■ **What you will do**:
Your copy should contain exactly the lines from the one that holds "OCR this image." through the end of the material, reproduced as written, with no pictures.

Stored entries
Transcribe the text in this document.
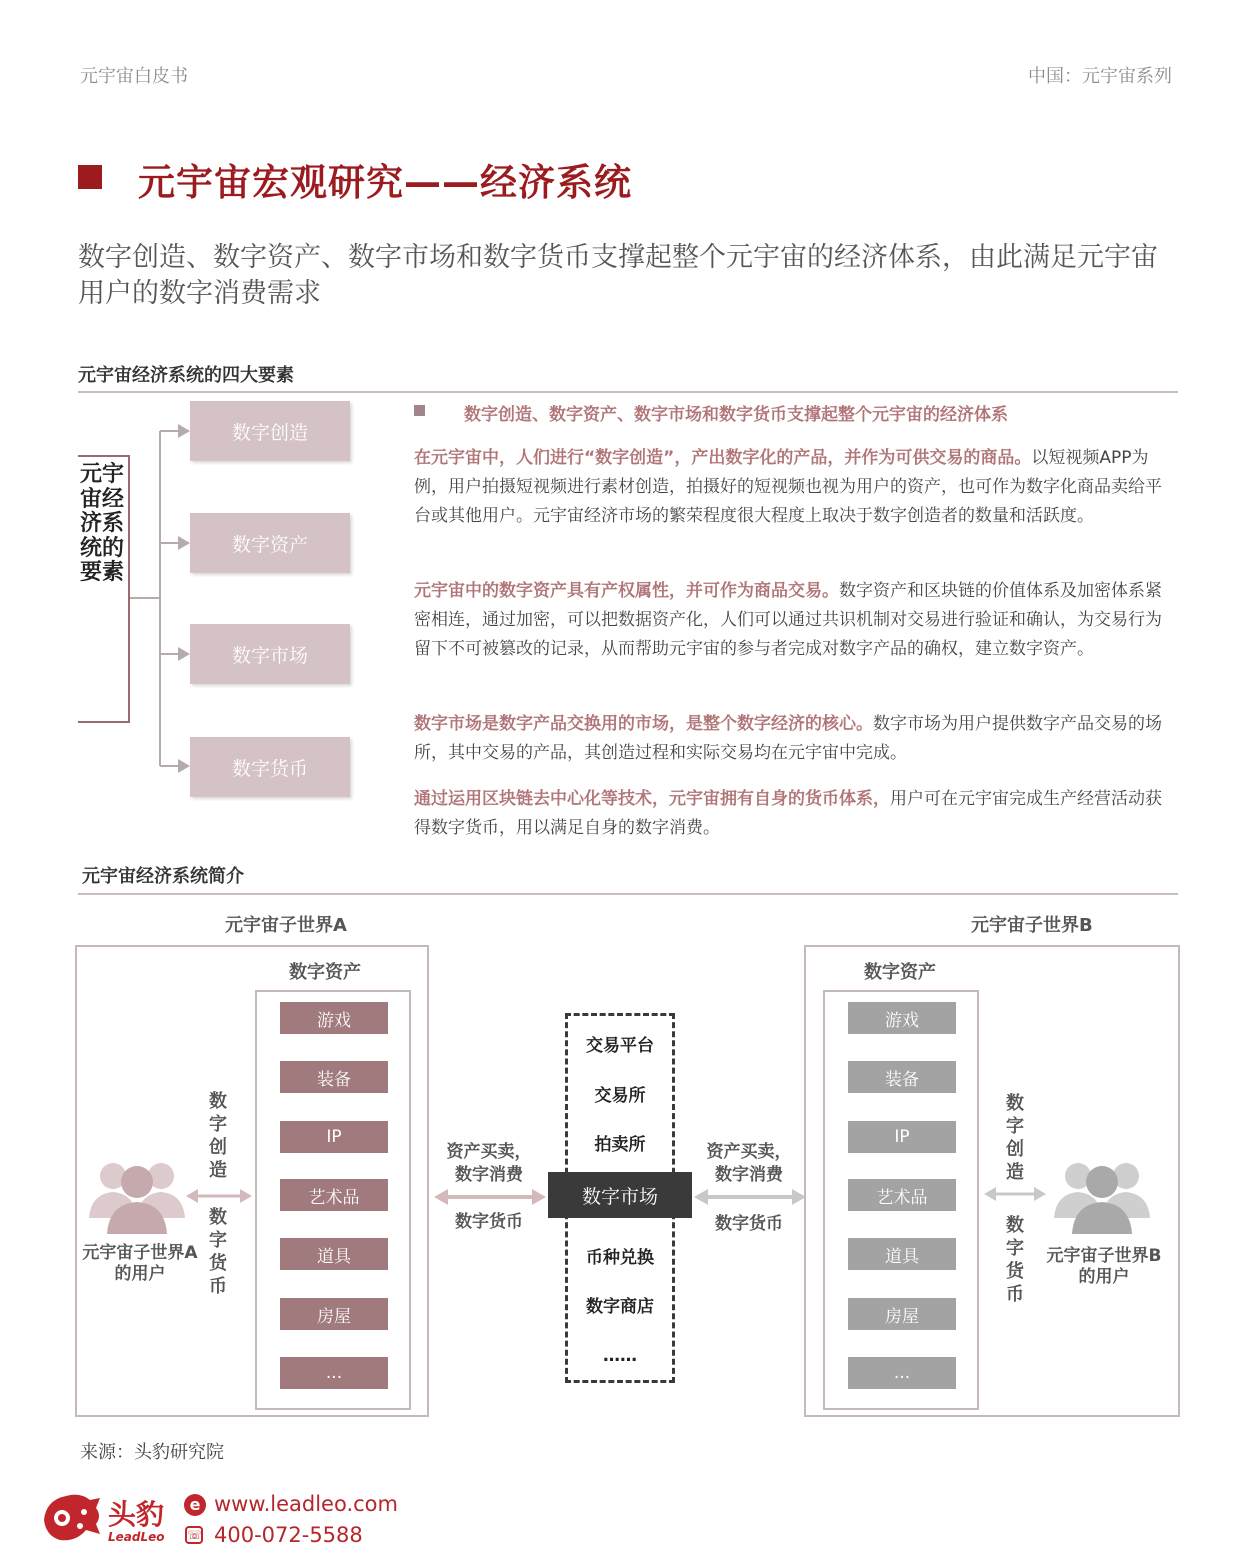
元宇宙白皮书	中国：元宇宙系列
元宇宙宏观研究——经济系统
数字创造、数字资产、数字市场和数字货币支撑起整个元宇宙的经济体系，由此满足元宇宙用户的数字消费需求
元宇宙经济系统的四大要素
元宇宙经济系统的要素
数字创造
数字资产
数字市场
数字货币
数字创造、数字资产、数字市场和数字货币支撑起整个元宇宙的经济体系
在元宇宙中，人们进行“数字创造”，产出数字化的产品，并作为可供交易的商品。以短视频APP为例，用户拍摄短视频进行素材创造，拍摄好的短视频也视为用户的资产，也可作为数字化商品卖给平台或其他用户。元宇宙经济市场的繁荣程度很大程度上取决于数字创造者的数量和活跃度。
元宇宙中的数字资产具有产权属性，并可作为商品交易。数字资产和区块链的价值体系及加密体系紧密相连，通过加密，可以把数据资产化，人们可以通过共识机制对交易进行验证和确认，为交易行为留下不可被篡改的记录，从而帮助元宇宙的参与者完成对数字产品的确权，建立数字资产。
数字市场是数字产品交换用的市场，是整个数字经济的核心。数字市场为用户提供数字产品交易的场所，其中交易的产品，其创造过程和实际交易均在元宇宙中完成。
通过运用区块链去中心化等技术，元宇宙拥有自身的货币体系，用户可在元宇宙完成生产经营活动获得数字货币，用以满足自身的数字消费。
元宇宙经济系统简介
元宇宙子世界A
数字资产
游戏
装备
IP
艺术品
道具
房屋
...
元宇宙子世界A的用户
数字创造
数字货币
资产买卖，数字消费
数字货币
交易平台
交易所
拍卖所
数字市场
币种兑换
数字商店
……
资产买卖，数字消费
数字货币
元宇宙子世界B
数字资产
游戏
装备
IP
艺术品
道具
房屋
...
数字创造
数字货币
元宇宙子世界B的用户
来源：头豹研究院
头豹
LeadLeo
e www.leadleo.com
☏ 400-072-5588
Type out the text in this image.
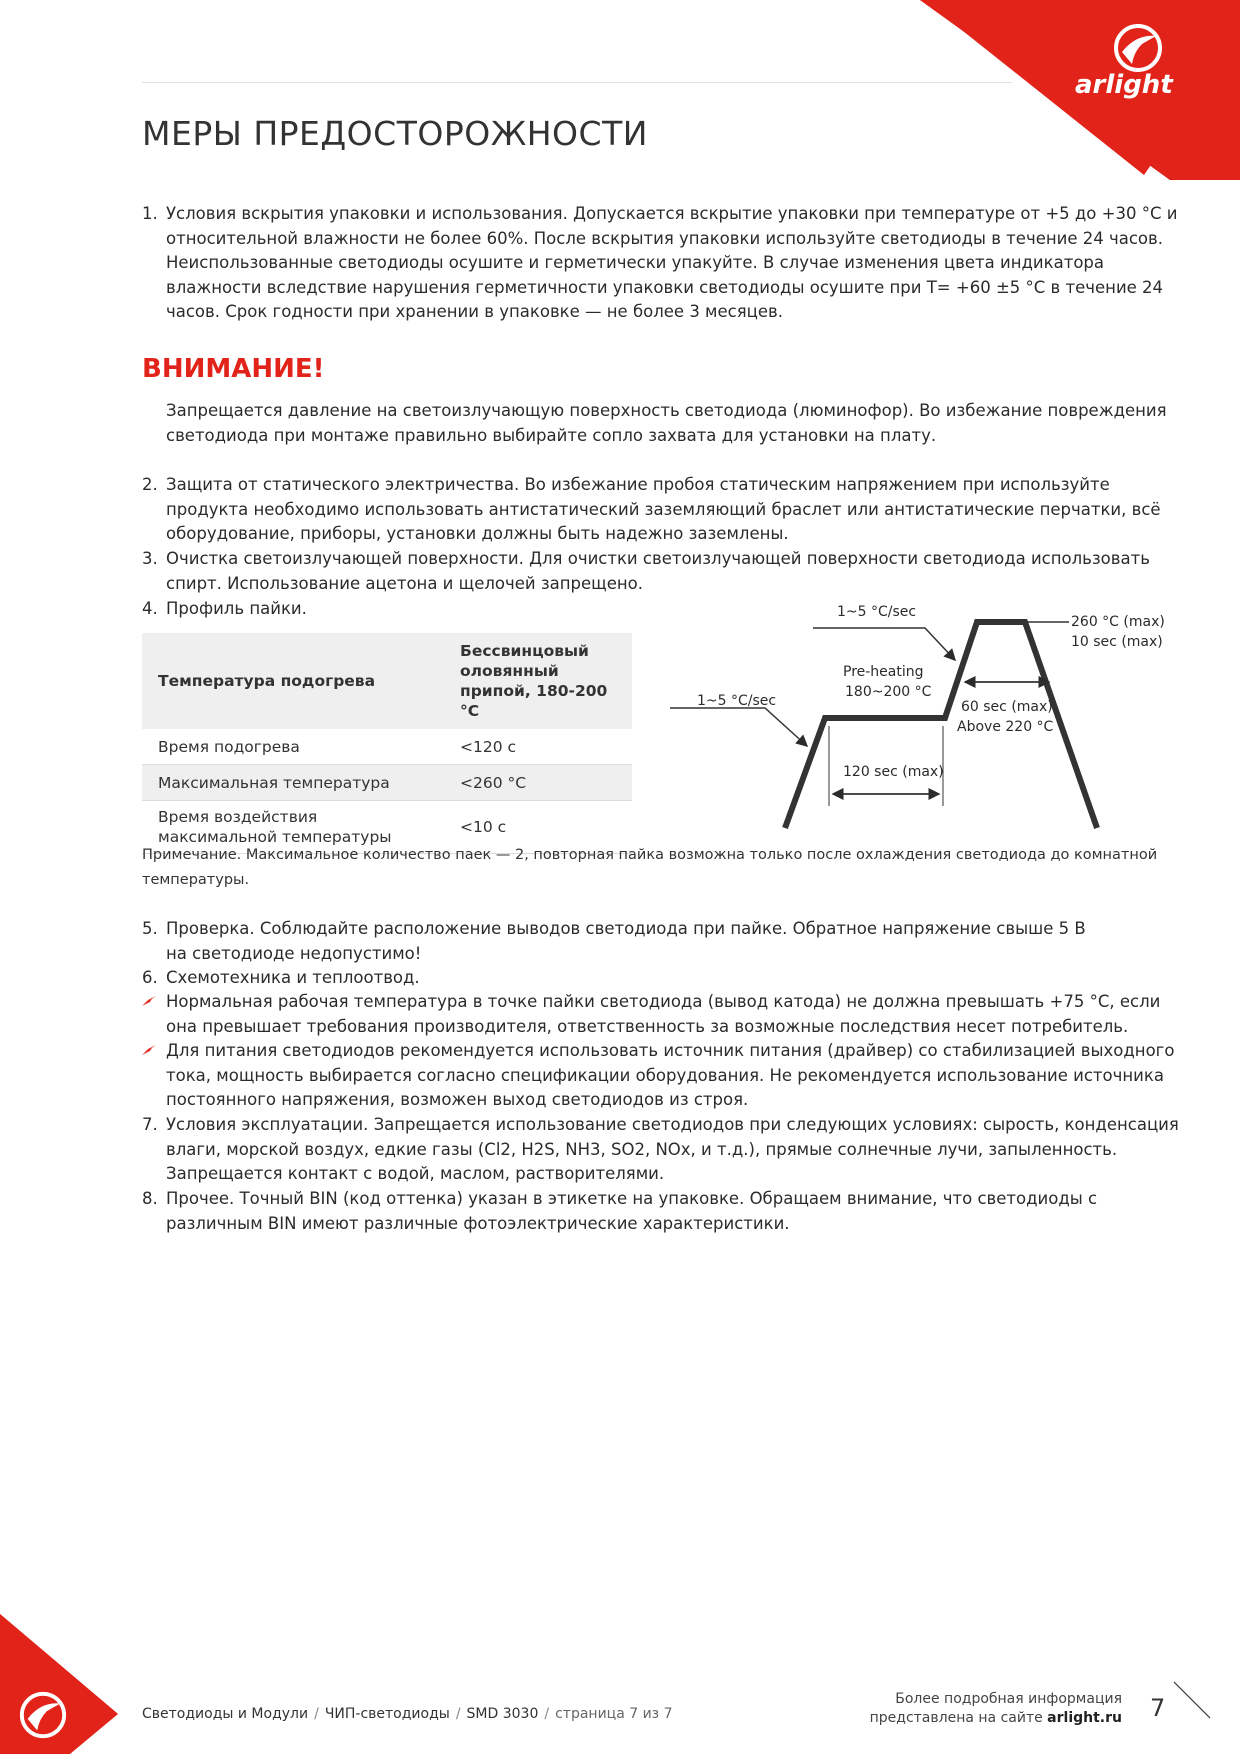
arlight
МЕРЫ ПРЕДОСТОРОЖНОСТИ
1. Условия вскрытия упаковки и использования. Допускается вскрытие упаковки при температуре от +5 до +30 °С и относительной влажности не более 60%. После вскрытия упаковки используйте светодиоды в течение 24 часов. Неиспользованные светодиоды осушите и герметически упакуйте. В случае изменения цвета индикатора влажности вследствие нарушения герметичности упаковки светодиоды осушите при T= +60 ±5 °С в течение 24 часов. Срок годности при хранении в упаковке — не более 3 месяцев.
ВНИМАНИЕ!
Запрещается давление на светоизлучающую поверхность светодиода (люминофор). Во избежание повреждения светодиода при монтаже правильно выбирайте сопло захвата для установки на плату.
2. Защита от статического электричества. Во избежание пробоя статическим напряжением при используйте продукта необходимо использовать антистатический заземляющий браслет или антистатические перчатки, всё оборудование, приборы, установки должны быть надежно заземлены.
3. Очистка светоизлучающей поверхности. Для очистки светоизлучающей поверхности светодиода использовать спирт. Использование ацетона и щелочей запрещено.
4. Профиль пайки.
Температура подогрева	Бессвинцовый оловянный припой, 180-200 °С
Время подогрева	<120 с
Максимальная температура	<260 °С
Время воздействия максимальной температуры	<10 с
1~5 °C/sec
1~5 °C/sec
Pre-heating
180~200 °C
120 sec (max)
60 sec (max)
Above 220 °C
260 °C (max)
10 sec (max)
Примечание. Максимальное количество паек — 2, повторная пайка возможна только после охлаждения светодиода до комнатной температуры.
5. Проверка. Соблюдайте расположение выводов светодиода при пайке. Обратное напряжение свыше 5 В на светодиоде недопустимо!
6. Схемотехника и теплоотвод.
Нормальная рабочая температура в точке пайки светодиода (вывод катода) не должна превышать +75 °С, если она превышает требования производителя, ответственность за возможные последствия несет потребитель.
Для питания светодиодов рекомендуется использовать источник питания (драйвер) со стабилизацией выходного тока, мощность выбирается согласно спецификации оборудования. Не рекомендуется использование источника постоянного напряжения, возможен выход светодиодов из строя.
7. Условия эксплуатации. Запрещается использование светодиодов при следующих условиях: сырость, конденсация влаги, морской воздух, едкие газы (Cl2, H2S, NH3, SO2, NOx, и т.д.), прямые солнечные лучи, запыленность. Запрещается контакт с водой, маслом, растворителями.
8. Прочее. Точный BIN (код оттенка) указан в этикетке на упаковке. Обращаем внимание, что светодиоды с различным BIN имеют различные фотоэлектрические характеристики.
Светодиоды и Модули / ЧИП-светодиоды / SMD 3030 / страница 7 из 7
Более подробная информация
представлена на сайте arlight.ru 7
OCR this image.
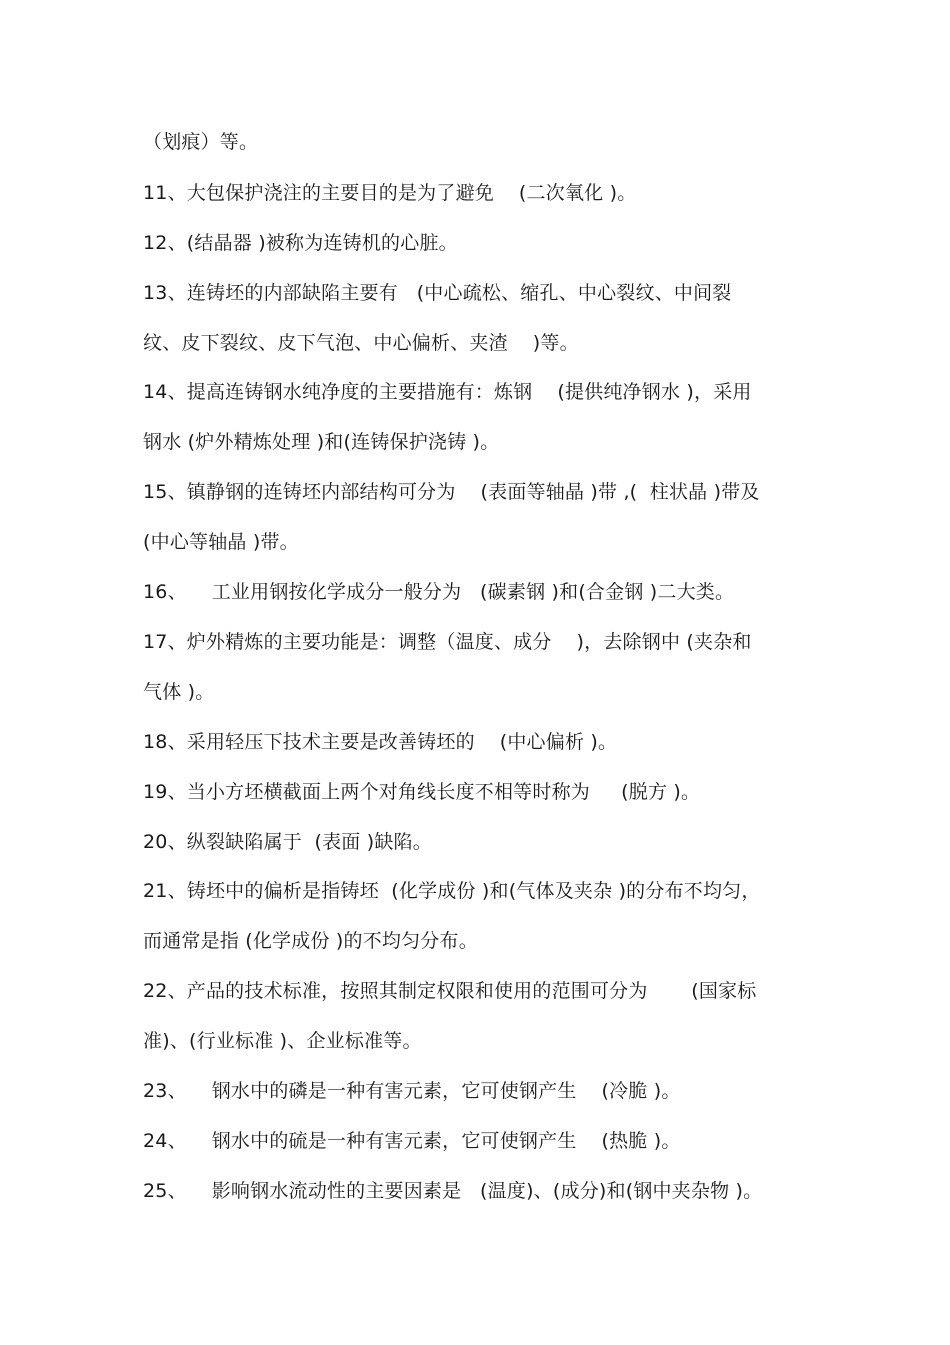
（划痕）等。

11、大包保护浇注的主要目的是为了避免    (二次氧化 )。

12、(结晶器 )被称为连铸机的心脏。

13、连铸坯的内部缺陷主要有   (中心疏松、缩孔、中心裂纹、中间裂

纹、皮下裂纹、皮下气泡、中心偏析、夹渣    )等。

14、提高连铸钢水纯净度的主要措施有：炼钢    (提供纯净钢水 )，采用

钢水 (炉外精炼处理 )和(连铸保护浇铸 )。

15、镇静钢的连铸坯内部结构可分为    (表面等轴晶 )带 ,(  柱状晶 )带及

(中心等轴晶 )带。

16、    工业用钢按化学成分一般分为   (碳素钢 )和(合金钢 )二大类。

17、炉外精炼的主要功能是：调整（温度、成分    )，去除钢中 (夹杂和

气体 )。

18、采用轻压下技术主要是改善铸坯的    (中心偏析 )。

19、当小方坯横截面上两个对角线长度不相等时称为     (脱方 )。

20、纵裂缺陷属于  (表面 )缺陷。

21、铸坯中的偏析是指铸坯  (化学成份 )和(气体及夹杂 )的分布不均匀，

而通常是指 (化学成份 )的不均匀分布。

22、产品的技术标准，按照其制定权限和使用的范围可分为       (国家标

准)、(行业标准 )、企业标准等。

23、    钢水中的磷是一种有害元素，它可使钢产生    (冷脆 )。

24、    钢水中的硫是一种有害元素，它可使钢产生    (热脆 )。

25、    影响钢水流动性的主要因素是   (温度)、(成分)和(钢中夹杂物 )。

■ **Correct result**:
OCR this image.
（划痕）等。

11、大包保护浇注的主要目的是为了避免    (二次氧化 )。

12、(结晶器 )被称为连铸机的心脏。

13、连铸坯的内部缺陷主要有   (中心疏松、缩孔、中心裂纹、中间裂

纹、皮下裂纹、皮下气泡、中心偏析、夹渣    )等。

14、提高连铸钢水纯净度的主要措施有：炼钢    (提供纯净钢水 )，采用

钢水 (炉外精炼处理 )和(连铸保护浇铸 )。

15、镇静钢的连铸坯内部结构可分为    (表面等轴晶 )带 ,(  柱状晶 )带及

(中心等轴晶 )带。

16、    工业用钢按化学成分一般分为   (碳素钢 )和(合金钢 )二大类。

17、炉外精炼的主要功能是：调整（温度、成分    )，去除钢中 (夹杂和

气体 )。

18、采用轻压下技术主要是改善铸坯的    (中心偏析 )。

19、当小方坯横截面上两个对角线长度不相等时称为     (脱方 )。

20、纵裂缺陷属于  (表面 )缺陷。

21、铸坯中的偏析是指铸坯  (化学成份 )和(气体及夹杂 )的分布不均匀，

而通常是指 (化学成份 )的不均匀分布。

22、产品的技术标准，按照其制定权限和使用的范围可分为       (国家标

准)、(行业标准 )、企业标准等。

23、    钢水中的磷是一种有害元素，它可使钢产生    (冷脆 )。

24、    钢水中的硫是一种有害元素，它可使钢产生    (热脆 )。

25、    影响钢水流动性的主要因素是   (温度)、(成分)和(钢中夹杂物 )。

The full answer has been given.